Exercise task: Return the lines in the listing below unchanged, covering every block in full.

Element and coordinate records
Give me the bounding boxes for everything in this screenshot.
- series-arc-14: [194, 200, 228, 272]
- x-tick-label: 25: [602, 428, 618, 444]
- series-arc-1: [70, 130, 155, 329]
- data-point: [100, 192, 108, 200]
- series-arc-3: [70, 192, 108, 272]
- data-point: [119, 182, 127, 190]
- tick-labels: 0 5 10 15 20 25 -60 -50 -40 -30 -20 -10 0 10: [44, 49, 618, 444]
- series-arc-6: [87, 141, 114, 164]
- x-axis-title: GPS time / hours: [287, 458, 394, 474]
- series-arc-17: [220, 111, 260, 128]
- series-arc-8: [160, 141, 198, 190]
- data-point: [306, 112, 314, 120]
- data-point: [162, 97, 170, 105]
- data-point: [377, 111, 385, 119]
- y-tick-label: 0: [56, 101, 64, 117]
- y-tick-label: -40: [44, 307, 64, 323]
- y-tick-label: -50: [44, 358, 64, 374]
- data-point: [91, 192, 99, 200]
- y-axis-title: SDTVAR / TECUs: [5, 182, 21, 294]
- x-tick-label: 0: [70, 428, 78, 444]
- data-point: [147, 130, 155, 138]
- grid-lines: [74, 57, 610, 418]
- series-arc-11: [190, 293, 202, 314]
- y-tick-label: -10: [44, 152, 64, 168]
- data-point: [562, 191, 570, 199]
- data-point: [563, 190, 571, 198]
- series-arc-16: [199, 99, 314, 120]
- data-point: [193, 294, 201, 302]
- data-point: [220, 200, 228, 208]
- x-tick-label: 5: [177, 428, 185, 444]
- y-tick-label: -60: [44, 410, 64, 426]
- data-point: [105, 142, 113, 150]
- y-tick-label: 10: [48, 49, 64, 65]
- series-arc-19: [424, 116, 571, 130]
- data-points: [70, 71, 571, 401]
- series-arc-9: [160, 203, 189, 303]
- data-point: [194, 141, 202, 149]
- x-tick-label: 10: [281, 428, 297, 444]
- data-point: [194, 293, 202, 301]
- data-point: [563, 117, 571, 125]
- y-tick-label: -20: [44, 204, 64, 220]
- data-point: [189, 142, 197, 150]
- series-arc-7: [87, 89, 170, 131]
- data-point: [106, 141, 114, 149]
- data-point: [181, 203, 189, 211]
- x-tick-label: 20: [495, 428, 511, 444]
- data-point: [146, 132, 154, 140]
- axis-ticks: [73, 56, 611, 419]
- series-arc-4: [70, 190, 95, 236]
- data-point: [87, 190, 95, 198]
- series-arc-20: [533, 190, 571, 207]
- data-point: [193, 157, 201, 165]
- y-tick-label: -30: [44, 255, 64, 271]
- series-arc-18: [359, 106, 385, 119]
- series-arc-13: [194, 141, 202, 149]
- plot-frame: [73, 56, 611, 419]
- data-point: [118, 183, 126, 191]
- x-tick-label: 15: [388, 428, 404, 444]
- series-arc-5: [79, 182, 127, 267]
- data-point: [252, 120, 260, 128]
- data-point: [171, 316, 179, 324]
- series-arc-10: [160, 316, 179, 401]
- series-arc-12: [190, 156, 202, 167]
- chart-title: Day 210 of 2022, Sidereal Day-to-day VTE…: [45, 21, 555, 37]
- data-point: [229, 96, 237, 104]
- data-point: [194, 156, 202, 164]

Full solution:
Give me the bounding boxes for everything in this screenshot.
- series-arc-14: [194, 200, 228, 272]
- x-tick-label: 25: [602, 428, 618, 444]
- series-arc-1: [70, 130, 155, 329]
- data-point: [100, 192, 108, 200]
- series-arc-3: [70, 192, 108, 272]
- data-point: [119, 182, 127, 190]
- tick-labels: 0 5 10 15 20 25 -60 -50 -40 -30 -20 -10 0 10: [44, 49, 618, 444]
- series-arc-6: [87, 141, 114, 164]
- x-axis-title: GPS time / hours: [287, 458, 394, 474]
- series-arc-17: [220, 111, 260, 128]
- series-arc-8: [160, 141, 198, 190]
- data-point: [306, 112, 314, 120]
- data-point: [162, 97, 170, 105]
- data-point: [377, 111, 385, 119]
- y-tick-label: 0: [56, 101, 64, 117]
- y-tick-label: -40: [44, 307, 64, 323]
- y-tick-label: -50: [44, 358, 64, 374]
- data-point: [91, 192, 99, 200]
- y-axis-title: SDTVAR / TECUs: [5, 182, 21, 294]
- x-tick-label: 0: [70, 428, 78, 444]
- data-point: [147, 130, 155, 138]
- grid-lines: [74, 57, 610, 418]
- series-arc-11: [190, 293, 202, 314]
- y-tick-label: -10: [44, 152, 64, 168]
- data-point: [562, 191, 570, 199]
- data-point: [563, 190, 571, 198]
- series-arc-16: [199, 99, 314, 120]
- data-point: [193, 294, 201, 302]
- data-point: [220, 200, 228, 208]
- x-tick-label: 5: [177, 428, 185, 444]
- y-tick-label: -60: [44, 410, 64, 426]
- data-point: [105, 142, 113, 150]
- y-tick-label: 10: [48, 49, 64, 65]
- series-arc-19: [424, 116, 571, 130]
- data-points: [70, 71, 571, 401]
- series-arc-9: [160, 203, 189, 303]
- data-point: [194, 141, 202, 149]
- x-tick-label: 10: [281, 428, 297, 444]
- data-point: [194, 293, 202, 301]
- data-point: [563, 117, 571, 125]
- y-tick-label: -20: [44, 204, 64, 220]
- data-point: [189, 142, 197, 150]
- series-arc-7: [87, 89, 170, 131]
- data-point: [106, 141, 114, 149]
- data-point: [181, 203, 189, 211]
- x-tick-label: 20: [495, 428, 511, 444]
- data-point: [146, 132, 154, 140]
- axis-ticks: [73, 56, 611, 419]
- series-arc-4: [70, 190, 95, 236]
- data-point: [87, 190, 95, 198]
- series-arc-20: [533, 190, 571, 207]
- data-point: [193, 157, 201, 165]
- y-tick-label: -30: [44, 255, 64, 271]
- series-arc-18: [359, 106, 385, 119]
- series-arc-13: [194, 141, 202, 149]
- plot-frame: [73, 56, 611, 419]
- data-point: [118, 183, 126, 191]
- x-tick-label: 15: [388, 428, 404, 444]
- series-arc-5: [79, 182, 127, 267]
- data-point: [252, 120, 260, 128]
- data-point: [171, 316, 179, 324]
- series-arc-10: [160, 316, 179, 401]
- series-arc-12: [190, 156, 202, 167]
- chart-title: Day 210 of 2022, Sidereal Day-to-day VTE…: [45, 21, 555, 37]
- data-point: [229, 96, 237, 104]
- data-point: [194, 156, 202, 164]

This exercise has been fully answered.